Dark, depressing, poetic and thought provoking.

On Celestis, humans have done what they have always done well throughout history: conquer, subjugate and assimilate the conquered without regard for the native culture. Then comes revolution and unrest. This is the setting for an alien - human love story that is like no other.This was a darkly poetic, thought provoking novel. Park presents a gloomy picture and there isn't much here to cheer about. The relationship between human and alien is seen from numerous points of view. But it is the alien's point of view that is most disturbing and unfortunately most accurate. As the drugs wear off she begins to thinks of humans (and her "lover") as dogs. This is an important work of science fiction. But if you are looking for fast paced sci-fi adventure this isn't for you. If the characters weren't all so pathetic I may have given this 5 stars. Recommended reading for the serious reader.

Landscape: alien's altered mind returns to itself

Paul Park has managed to create a spellbinding, meloncholic story which delves into the mind of an altered alien woman while she is returning to herself. When separated from the altering drugs that make her more 'human' the character of Katherine enters a world she has never experienced inside of her own mind. the poetry in Park's prose is almost enough to make it worth reading by itself. The story is engaging enough to make it doubly so.

A walk thorough humanity's dark side.

☆ ☆ ☆ ☆

Actions to take >>
a) Copy the book reviews word for word, everything from "Landscape: alien's altered" down to "it doubly so.".
b) Pick up the book reviews where they stop and keep writing them.
The entries have nothing to do with the book reviews.

[Items stored from a collection]
☆ ☆ ☆ ☆

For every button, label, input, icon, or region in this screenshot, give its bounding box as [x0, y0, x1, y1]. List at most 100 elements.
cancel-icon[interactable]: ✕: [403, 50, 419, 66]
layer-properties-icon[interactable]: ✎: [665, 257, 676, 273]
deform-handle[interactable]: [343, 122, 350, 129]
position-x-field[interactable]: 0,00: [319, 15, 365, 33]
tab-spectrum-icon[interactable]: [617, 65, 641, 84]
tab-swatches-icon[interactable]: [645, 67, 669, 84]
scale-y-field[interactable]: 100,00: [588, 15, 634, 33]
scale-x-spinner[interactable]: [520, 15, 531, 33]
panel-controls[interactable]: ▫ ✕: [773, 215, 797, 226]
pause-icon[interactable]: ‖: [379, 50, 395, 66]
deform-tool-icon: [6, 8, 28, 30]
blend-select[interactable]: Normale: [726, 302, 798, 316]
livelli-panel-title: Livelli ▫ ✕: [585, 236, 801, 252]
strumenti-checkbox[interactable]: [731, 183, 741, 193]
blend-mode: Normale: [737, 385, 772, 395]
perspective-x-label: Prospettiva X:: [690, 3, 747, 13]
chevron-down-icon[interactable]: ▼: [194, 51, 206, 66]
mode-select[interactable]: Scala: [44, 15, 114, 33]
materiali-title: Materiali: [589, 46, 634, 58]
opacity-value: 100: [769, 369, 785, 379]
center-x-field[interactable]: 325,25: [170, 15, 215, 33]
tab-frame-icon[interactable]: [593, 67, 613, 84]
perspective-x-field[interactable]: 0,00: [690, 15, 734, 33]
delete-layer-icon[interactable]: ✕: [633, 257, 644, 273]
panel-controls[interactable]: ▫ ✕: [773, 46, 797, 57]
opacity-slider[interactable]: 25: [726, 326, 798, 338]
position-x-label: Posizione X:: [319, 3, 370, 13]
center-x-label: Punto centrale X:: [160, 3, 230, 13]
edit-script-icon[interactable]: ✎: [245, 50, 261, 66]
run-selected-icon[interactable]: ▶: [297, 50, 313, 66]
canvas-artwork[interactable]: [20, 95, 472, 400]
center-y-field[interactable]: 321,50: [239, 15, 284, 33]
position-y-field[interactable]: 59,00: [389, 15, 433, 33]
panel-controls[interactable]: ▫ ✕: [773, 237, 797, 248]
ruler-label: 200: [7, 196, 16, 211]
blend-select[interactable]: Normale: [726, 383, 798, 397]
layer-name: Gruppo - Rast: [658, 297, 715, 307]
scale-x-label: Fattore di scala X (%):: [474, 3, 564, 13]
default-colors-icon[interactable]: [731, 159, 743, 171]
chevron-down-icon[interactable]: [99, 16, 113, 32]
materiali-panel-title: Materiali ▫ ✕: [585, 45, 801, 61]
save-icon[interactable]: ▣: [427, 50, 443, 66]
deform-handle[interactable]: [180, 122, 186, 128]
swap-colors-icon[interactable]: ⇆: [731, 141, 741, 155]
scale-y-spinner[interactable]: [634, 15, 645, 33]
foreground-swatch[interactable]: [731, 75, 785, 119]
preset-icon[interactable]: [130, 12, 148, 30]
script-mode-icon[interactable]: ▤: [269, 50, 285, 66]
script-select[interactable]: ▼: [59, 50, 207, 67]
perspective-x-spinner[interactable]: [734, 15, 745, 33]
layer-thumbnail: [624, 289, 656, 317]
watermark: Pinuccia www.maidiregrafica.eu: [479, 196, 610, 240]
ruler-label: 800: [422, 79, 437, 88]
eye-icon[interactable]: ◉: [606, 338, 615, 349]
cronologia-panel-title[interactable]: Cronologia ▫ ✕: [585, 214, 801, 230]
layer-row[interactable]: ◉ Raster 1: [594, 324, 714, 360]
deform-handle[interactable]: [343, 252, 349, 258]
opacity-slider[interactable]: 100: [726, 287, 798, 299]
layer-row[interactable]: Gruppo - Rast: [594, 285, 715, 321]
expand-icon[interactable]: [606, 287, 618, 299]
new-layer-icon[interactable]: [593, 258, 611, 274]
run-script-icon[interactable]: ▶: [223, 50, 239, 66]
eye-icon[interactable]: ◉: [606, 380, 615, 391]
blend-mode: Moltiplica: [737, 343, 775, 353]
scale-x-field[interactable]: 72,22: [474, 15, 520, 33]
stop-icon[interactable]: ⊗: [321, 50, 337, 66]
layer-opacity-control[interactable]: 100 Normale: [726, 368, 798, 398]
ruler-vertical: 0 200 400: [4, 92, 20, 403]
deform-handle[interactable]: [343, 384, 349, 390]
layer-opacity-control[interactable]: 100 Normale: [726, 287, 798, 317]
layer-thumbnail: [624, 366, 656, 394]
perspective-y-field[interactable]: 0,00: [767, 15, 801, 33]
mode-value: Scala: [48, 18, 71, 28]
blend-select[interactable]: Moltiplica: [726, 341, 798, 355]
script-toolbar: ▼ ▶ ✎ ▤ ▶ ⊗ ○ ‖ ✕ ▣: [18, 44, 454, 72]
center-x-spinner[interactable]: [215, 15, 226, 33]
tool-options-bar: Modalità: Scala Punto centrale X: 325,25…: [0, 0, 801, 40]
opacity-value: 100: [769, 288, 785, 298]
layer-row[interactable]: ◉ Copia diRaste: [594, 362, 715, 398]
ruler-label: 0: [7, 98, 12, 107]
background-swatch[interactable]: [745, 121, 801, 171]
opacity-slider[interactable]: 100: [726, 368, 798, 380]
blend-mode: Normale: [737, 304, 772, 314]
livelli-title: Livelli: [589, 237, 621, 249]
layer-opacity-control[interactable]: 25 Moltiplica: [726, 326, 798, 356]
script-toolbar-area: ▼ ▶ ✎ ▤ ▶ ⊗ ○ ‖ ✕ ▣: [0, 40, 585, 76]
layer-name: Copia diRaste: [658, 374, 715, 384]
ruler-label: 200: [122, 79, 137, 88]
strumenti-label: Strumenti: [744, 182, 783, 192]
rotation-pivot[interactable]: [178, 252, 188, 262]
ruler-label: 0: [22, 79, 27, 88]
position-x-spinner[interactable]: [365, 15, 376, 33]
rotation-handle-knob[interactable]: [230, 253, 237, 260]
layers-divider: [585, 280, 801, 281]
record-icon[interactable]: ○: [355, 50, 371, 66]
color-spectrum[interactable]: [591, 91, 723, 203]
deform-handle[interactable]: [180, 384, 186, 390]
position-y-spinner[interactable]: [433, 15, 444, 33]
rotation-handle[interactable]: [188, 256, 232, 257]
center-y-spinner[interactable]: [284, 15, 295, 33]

☆ ☆ ☆ ☆

Responses >>
a)
Landscape: alien's altered mind returns to itself

Paul Park has managed to create a spellbinding, meloncholic story which delves into the mind of an altered alien woman while she is returning to herself. When separated from the altering drugs that make her more 'human' the character of Katherine enters a world she has never experienced inside of her own mind. the poetry in Park's prose is almost enough to make it worth reading by itself. The story is engaging enough to make it doubly so.

b)
Decay is the single word that best describes Park's brooding and dark examination of a distant human colony planet, Celestis, which is very much an Outback. Reeling under ecological disasters, Earth is the slowly dying center of a once-thriving human interstellar society. Celestis sits at the edge of that civilization, a planet whose harsh enviroment has been tackled in large part because of its mineral wealth.The aboriginal peoples of the planet were either exterminated or assimilated during the heady days of human expansion. Now, however, retrenchment is the watchword. The indigenous peoples are very different from human beings, and frequently adopt surgical and medicinal approaches to make them more like their conquerers. The plot revolves around the relationship between Simon, a low-level member of the foreign service, and Katherine, the modified (and attractive) daughter of a wealthy aboriginal merchant. Their capture by native freedom fighters who deny Katherine access to the medications that maintain her "humaness" ignites a twisting relationship between her and Simon. Park explores the question of "humaness" by following Katherine's slow loss of this quality. Like most good SF, Celestis is really about us and now. Park uses the SF vehicle to ask fudamental questions about human nature. He uses Katherine's slow unraveling to probe this issue. One of the difficulties with this approach, however, is that the reader knows too little about the unaltered state of the aboriginals to determine whether some of the changes are simple reversions or true illness produced by drug-withdrawl. Further, some aspects of sexual relations in the novel are unnecessarily explicit. Graphic descriptions can be a very useful vehicle to make literary points. They must, however, be used carefully and judiciously. Park fails somewhat in this respect.